THE PROBLEM -> Within the data below, state how many lines contain the string "كتاب". Provide the number only.

TASK INPUTS ->
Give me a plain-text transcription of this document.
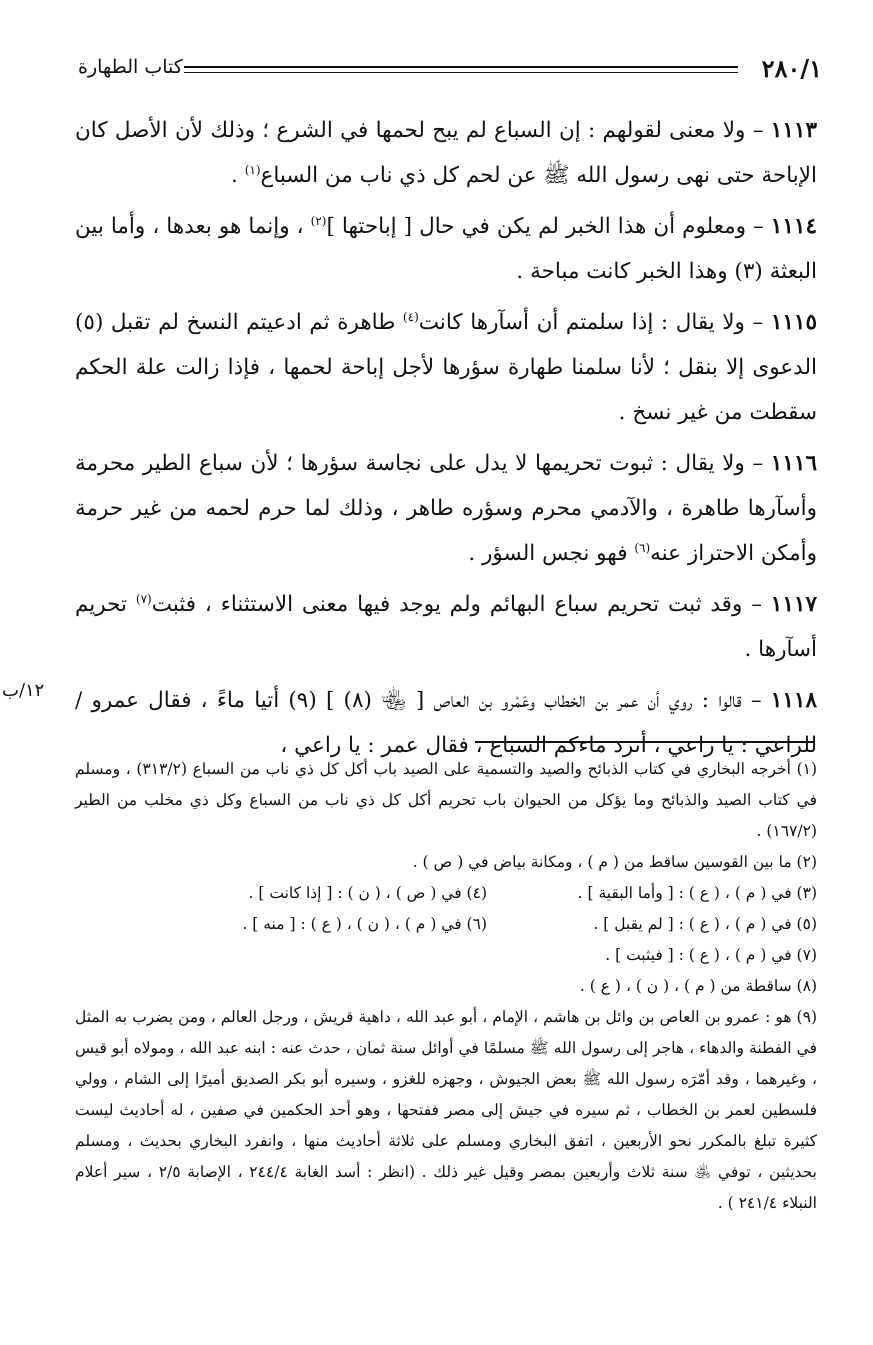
٢٨٠/١
كتاب الطهارة

١١١٣ – ولا معنى لقولهم : إن السباع لم يبح لحمها في الشرع ؛ وذلك لأن الأصل كان الإباحة حتى نهى رسول الله ﷺ عن لحم كل ذي ناب من السباع$^{(١)}$ .

١١١٤ – ومعلوم أن هذا الخبر لم يكن في حال [ إباحتها ]$^{(٢)}$ ، وإنما هو بعدها ، وأما بين البعثة (٣) وهذا الخبر كانت مباحة .

١١١٥ – ولا يقال : إذا سلمتم أن أسآرها كانت$^{(٤)}$ طاهرة ثم ادعيتم النسخ لم تقبل (٥) الدعوى إلا بنقل ؛ لأنا سلمنا طهارة سؤرها لأجل إباحة لحمها ، فإذا زالت علة الحكم سقطت من غير نسخ .

١١١٦ – ولا يقال : ثبوت تحريمها لا يدل على نجاسة سؤرها ؛ لأن سباع الطير محرمة وأسآرها طاهرة ، والآدمي محرم وسؤره طاهر ، وذلك لما حرم لحمه من غير حرمة وأمكن الاحتراز عنه$^{(٦)}$ فهو نجس السؤر .

١١١٧ – وقد ثبت تحريم سباع البهائم ولم يوجد فيها معنى الاستثناء ، فثبت$^{(٧)}$ تحريم أسآرها .

١١١٨ – قالوا : روي أن عمر بن الخطاب وعَمْرو بن العاص [ ﵄ (٨) ] (٩) أتيا ماءً ، فقال عمرو / للراعي : يا راعي ، أترد ماءكم السباع ، فقال عمر : يا راعي ،

١٢/ب

(١) أخرجه البخاري في كتاب الذبائح والصيد والتسمية على الصيد باب أكل كل ذي ناب من السباع (٣١٣/٢) ، ومسلم في كتاب الصيد والذبائح وما يؤكل من الحيوان باب تحريم أكل كل ذي ناب من السباع وكل ذي مخلب من الطير (١٦٧/٢) .

(٢) ما بين القوسين ساقط من ( م ) ، ومكانة بياض في ( ص ) .

(٣) في ( م ) ، ( ع ) : [ وأما البقية ] .

(٤) في ( ص ) ، ( ن ) : [ إذا كانت ] .

(٥) في ( م ) ، ( ع ) : [ لم يقبل ] .

(٦) في ( م ) ، ( ن ) ، ( ع ) : [ منه ] .

(٧) في ( م ) ، ( ع ) : [ فيثبت ] .

(٨) ساقطة من ( م ) ، ( ن ) ، ( ع ) .

(٩) هو : عمرو بن العاص بن وائل بن هاشم ، الإمام ، أبو عبد الله ، داهية قريش ، ورجل العالم ، ومن يضرب به المثل في الفطنة والدهاء ، هاجر إلى رسول الله ﷺ مسلمًا في أوائل سنة ثمان ، حدث عنه : ابنه عبد الله ، ومولاه أبو قيس ، وغيرهما ، وقد أمّرَه رسول الله ﷺ بعض الجيوش ، وجهزه للغزو ، وسيره أبو بكر الصديق أميرًا إلى الشام ، وولي فلسطين لعمر بن الخطاب ، ثم سيره في جيش إلى مصر ففتحها ، وهو أحد الحكمين في صفين ، له أحاديث ليست كثيرة تبلغ بالمكرر نحو الأربعين ، اتفق البخاري ومسلم على ثلاثة أحاديث منها ، وانفرد البخاري بحديث ، ومسلم بحديثين ، توفي ﵁ سنة ثلاث وأربعين بمصر وقيل غير ذلك . (انظر : أسد الغابة ٢٤٤/٤ ، الإصابة ٢/٥ ، سير أعلام النبلاء ٢٤١/٤ ) .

RESULT FOR THIS TASK -> 2